++++ MATERIAL FOR THIS EXERCISE
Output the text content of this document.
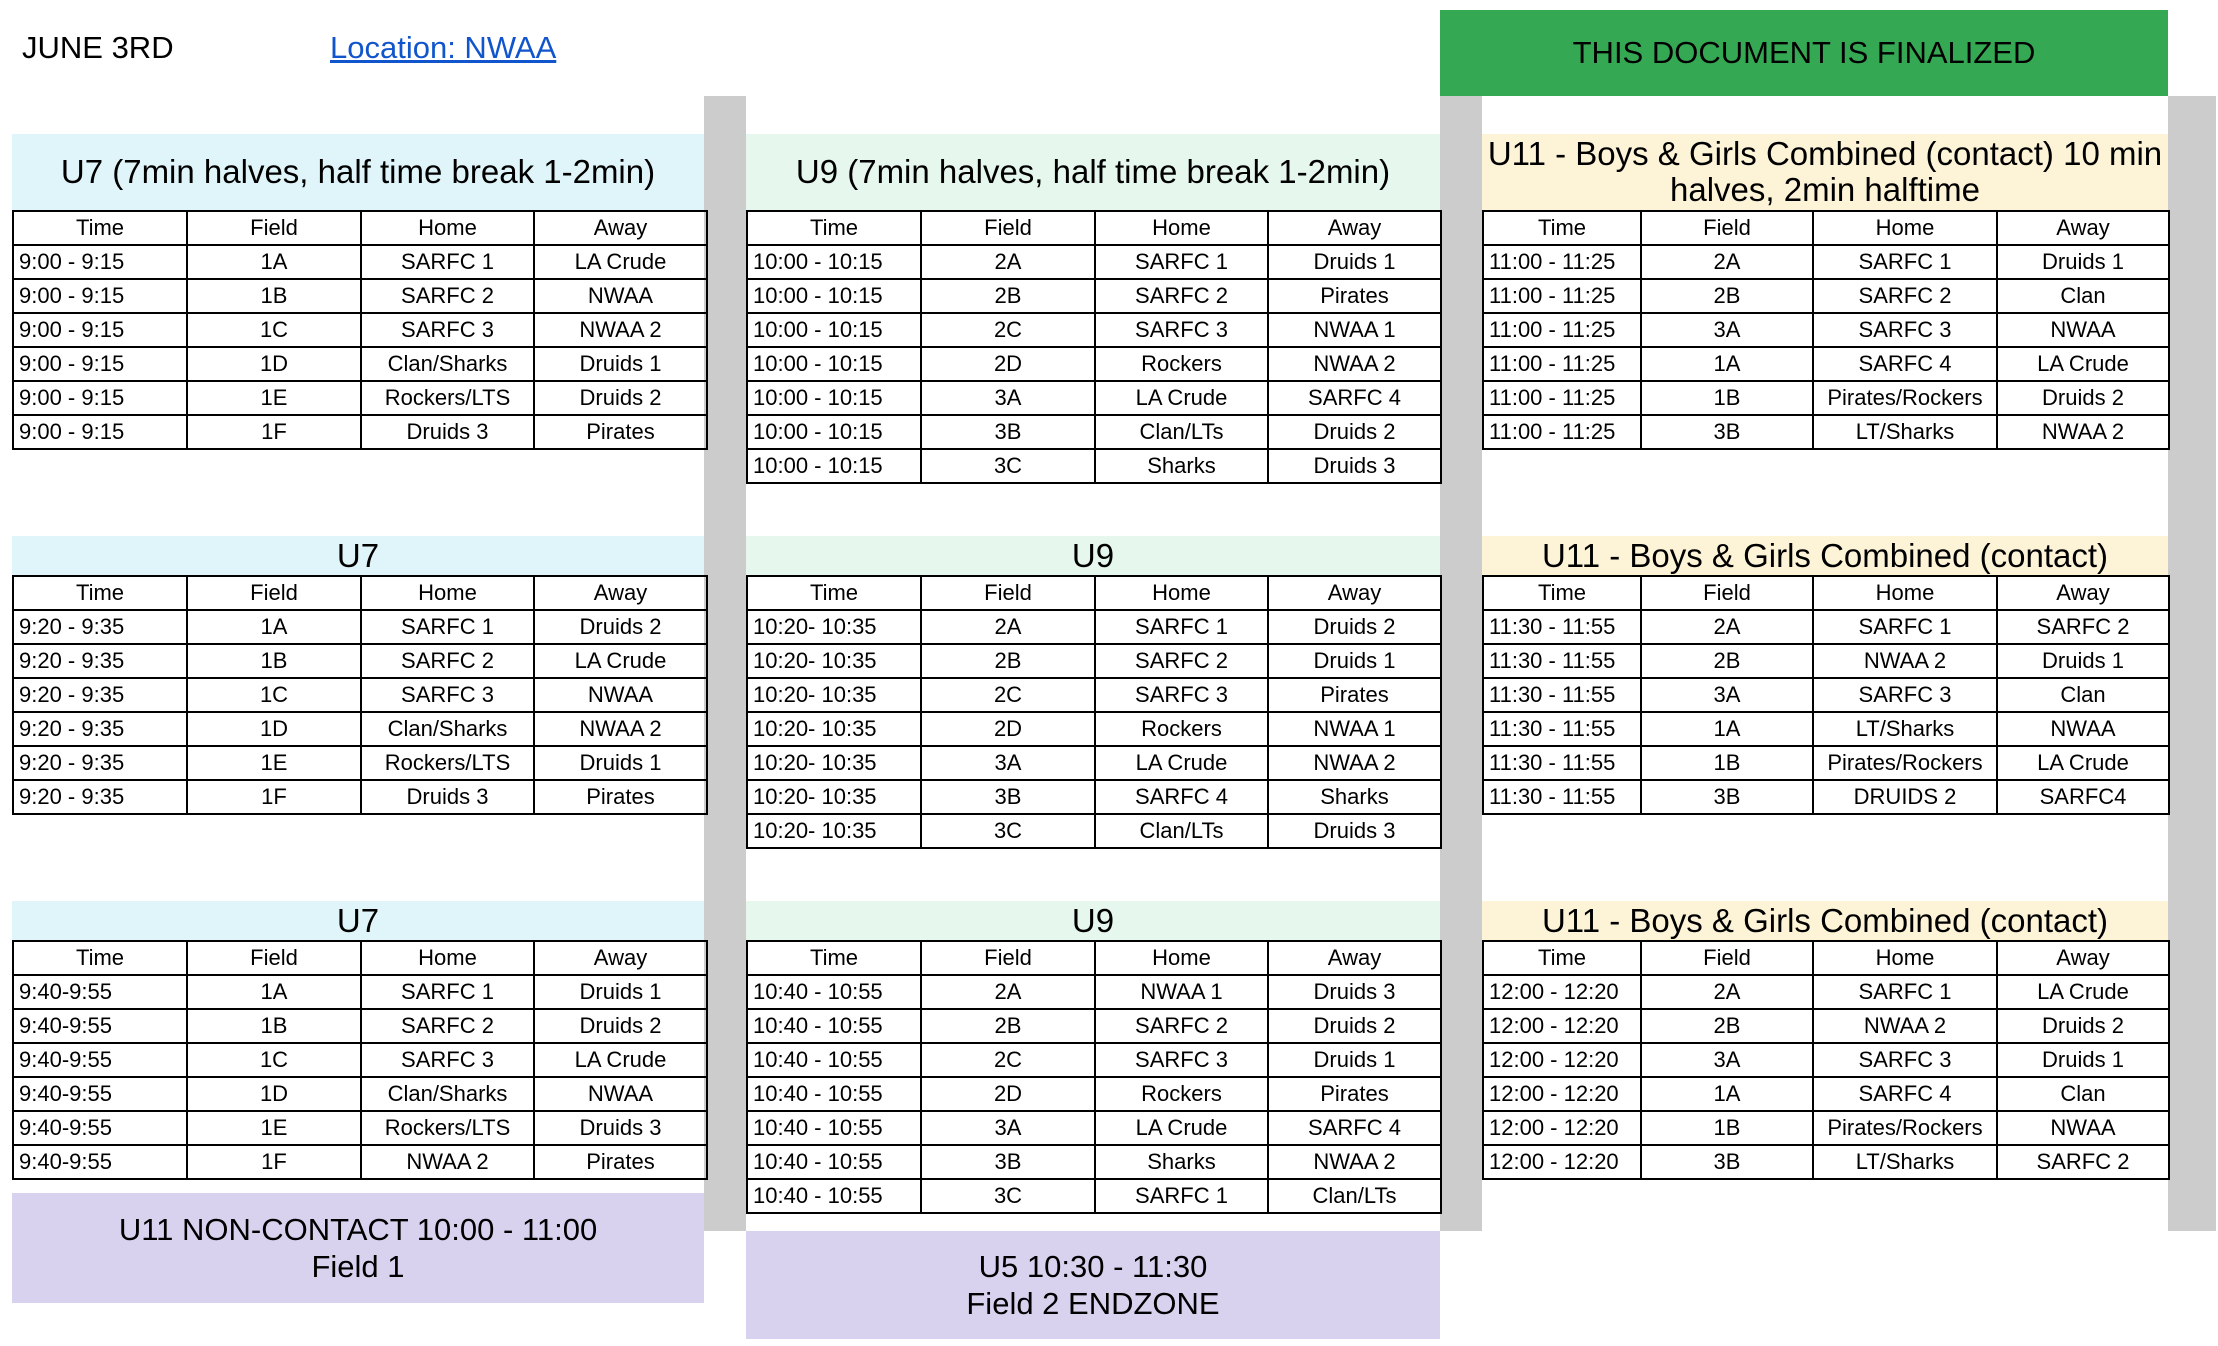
JUNE 3RD	Location: NWAA	THIS DOCUMENT IS FINALIZED
U7 (7min halves, half time break 1-2min)
U7
U7
U9 (7min halves, half time break 1-2min)
U9
U9
U11 - Boys & Girls Combined (contact) 10 min
halves, 2min halftime
U11 - Boys & Girls Combined (contact)
U11 - Boys & Girls Combined (contact)
Time	Field	Home	Away
9:00 - 9:15	1A	SARFC 1	LA Crude
9:00 - 9:15	1B	SARFC 2	NWAA
9:00 - 9:15	1C	SARFC 3	NWAA 2
9:00 - 9:15	1D	Clan/Sharks	Druids 1
9:00 - 9:15	1E	Rockers/LTS	Druids 2
9:00 - 9:15	1F	Druids 3	Pirates
Time	Field	Home	Away
9:20 - 9:35	1A	SARFC 1	Druids 2
9:20 - 9:35	1B	SARFC 2	LA Crude
9:20 - 9:35	1C	SARFC 3	NWAA
9:20 - 9:35	1D	Clan/Sharks	NWAA 2
9:20 - 9:35	1E	Rockers/LTS	Druids 1
9:20 - 9:35	1F	Druids 3	Pirates
Time	Field	Home	Away
9:40-9:55	1A	SARFC 1	Druids 1
9:40-9:55	1B	SARFC 2	Druids 2
9:40-9:55	1C	SARFC 3	LA Crude
9:40-9:55	1D	Clan/Sharks	NWAA
9:40-9:55	1E	Rockers/LTS	Druids 3
9:40-9:55	1F	NWAA 2	Pirates
Time	Field	Home	Away
10:00 - 10:15	2A	SARFC 1	Druids 1
10:00 - 10:15	2B	SARFC 2	Pirates
10:00 - 10:15	2C	SARFC 3	NWAA 1
10:00 - 10:15	2D	Rockers	NWAA 2
10:00 - 10:15	3A	LA Crude	SARFC 4
10:00 - 10:15	3B	Clan/LTs	Druids 2
10:00 - 10:15	3C	Sharks	Druids 3
Time	Field	Home	Away
10:20- 10:35	2A	SARFC 1	Druids 2
10:20- 10:35	2B	SARFC 2	Druids 1
10:20- 10:35	2C	SARFC 3	Pirates
10:20- 10:35	2D	Rockers	NWAA 1
10:20- 10:35	3A	LA Crude	NWAA 2
10:20- 10:35	3B	SARFC 4	Sharks
10:20- 10:35	3C	Clan/LTs	Druids 3
Time	Field	Home	Away
10:40 - 10:55	2A	NWAA 1	Druids 3
10:40 - 10:55	2B	SARFC 2	Druids 2
10:40 - 10:55	2C	SARFC 3	Druids 1
10:40 - 10:55	2D	Rockers	Pirates
10:40 - 10:55	3A	LA Crude	SARFC 4
10:40 - 10:55	3B	Sharks	NWAA 2
10:40 - 10:55	3C	SARFC 1	Clan/LTs
Time	Field	Home	Away
11:00 - 11:25	2A	SARFC 1	Druids 1
11:00 - 11:25	2B	SARFC 2	Clan
11:00 - 11:25	3A	SARFC 3	NWAA
11:00 - 11:25	1A	SARFC 4	LA Crude
11:00 - 11:25	1B	Pirates/Rockers	Druids 2
11:00 - 11:25	3B	LT/Sharks	NWAA 2
Time	Field	Home	Away
11:30 - 11:55	2A	SARFC 1	SARFC 2
11:30 - 11:55	2B	NWAA 2	Druids 1
11:30 - 11:55	3A	SARFC 3	Clan
11:30 - 11:55	1A	LT/Sharks	NWAA
11:30 - 11:55	1B	Pirates/Rockers	LA Crude
11:30 - 11:55	3B	DRUIDS 2	SARFC4
Time	Field	Home	Away
12:00 - 12:20	2A	SARFC 1	LA Crude
12:00 - 12:20	2B	NWAA 2	Druids 2
12:00 - 12:20	3A	SARFC 3	Druids 1
12:00 - 12:20	1A	SARFC 4	Clan
12:00 - 12:20	1B	Pirates/Rockers	NWAA
12:00 - 12:20	3B	LT/Sharks	SARFC 2
U11 NON-CONTACT 10:00 - 11:00
Field 1	U5 10:30 - 11:30
Field 2 ENDZONE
++++++++
With the pictures left out, transcribe the material exactly.

• _THE COMPLETED TASK_
Output the text content of this document.
JUNE 3RD	Location: NWAA	THIS DOCUMENT IS FINALIZED
U7 (7min halves, half time break 1-2min)
U7
U7
U9 (7min halves, half time break 1-2min)
U9
U9
U11 - Boys & Girls Combined (contact) 10 min
halves, 2min halftime
U11 - Boys & Girls Combined (contact)
U11 - Boys & Girls Combined (contact)
Time	Field	Home	Away
9:00 - 9:15	1A	SARFC 1	LA Crude
9:00 - 9:15	1B	SARFC 2	NWAA
9:00 - 9:15	1C	SARFC 3	NWAA 2
9:00 - 9:15	1D	Clan/Sharks	Druids 1
9:00 - 9:15	1E	Rockers/LTS	Druids 2
9:00 - 9:15	1F	Druids 3	Pirates
Time	Field	Home	Away
9:20 - 9:35	1A	SARFC 1	Druids 2
9:20 - 9:35	1B	SARFC 2	LA Crude
9:20 - 9:35	1C	SARFC 3	NWAA
9:20 - 9:35	1D	Clan/Sharks	NWAA 2
9:20 - 9:35	1E	Rockers/LTS	Druids 1
9:20 - 9:35	1F	Druids 3	Pirates
Time	Field	Home	Away
9:40-9:55	1A	SARFC 1	Druids 1
9:40-9:55	1B	SARFC 2	Druids 2
9:40-9:55	1C	SARFC 3	LA Crude
9:40-9:55	1D	Clan/Sharks	NWAA
9:40-9:55	1E	Rockers/LTS	Druids 3
9:40-9:55	1F	NWAA 2	Pirates
Time	Field	Home	Away
10:00 - 10:15	2A	SARFC 1	Druids 1
10:00 - 10:15	2B	SARFC 2	Pirates
10:00 - 10:15	2C	SARFC 3	NWAA 1
10:00 - 10:15	2D	Rockers	NWAA 2
10:00 - 10:15	3A	LA Crude	SARFC 4
10:00 - 10:15	3B	Clan/LTs	Druids 2
10:00 - 10:15	3C	Sharks	Druids 3
Time	Field	Home	Away
10:20- 10:35	2A	SARFC 1	Druids 2
10:20- 10:35	2B	SARFC 2	Druids 1
10:20- 10:35	2C	SARFC 3	Pirates
10:20- 10:35	2D	Rockers	NWAA 1
10:20- 10:35	3A	LA Crude	NWAA 2
10:20- 10:35	3B	SARFC 4	Sharks
10:20- 10:35	3C	Clan/LTs	Druids 3
Time	Field	Home	Away
10:40 - 10:55	2A	NWAA 1	Druids 3
10:40 - 10:55	2B	SARFC 2	Druids 2
10:40 - 10:55	2C	SARFC 3	Druids 1
10:40 - 10:55	2D	Rockers	Pirates
10:40 - 10:55	3A	LA Crude	SARFC 4
10:40 - 10:55	3B	Sharks	NWAA 2
10:40 - 10:55	3C	SARFC 1	Clan/LTs
Time	Field	Home	Away
11:00 - 11:25	2A	SARFC 1	Druids 1
11:00 - 11:25	2B	SARFC 2	Clan
11:00 - 11:25	3A	SARFC 3	NWAA
11:00 - 11:25	1A	SARFC 4	LA Crude
11:00 - 11:25	1B	Pirates/Rockers	Druids 2
11:00 - 11:25	3B	LT/Sharks	NWAA 2
Time	Field	Home	Away
11:30 - 11:55	2A	SARFC 1	SARFC 2
11:30 - 11:55	2B	NWAA 2	Druids 1
11:30 - 11:55	3A	SARFC 3	Clan
11:30 - 11:55	1A	LT/Sharks	NWAA
11:30 - 11:55	1B	Pirates/Rockers	LA Crude
11:30 - 11:55	3B	DRUIDS 2	SARFC4
Time	Field	Home	Away
12:00 - 12:20	2A	SARFC 1	LA Crude
12:00 - 12:20	2B	NWAA 2	Druids 2
12:00 - 12:20	3A	SARFC 3	Druids 1
12:00 - 12:20	1A	SARFC 4	Clan
12:00 - 12:20	1B	Pirates/Rockers	NWAA
12:00 - 12:20	3B	LT/Sharks	SARFC 2
U11 NON-CONTACT 10:00 - 11:00
Field 1	U5 10:30 - 11:30
Field 2 ENDZONE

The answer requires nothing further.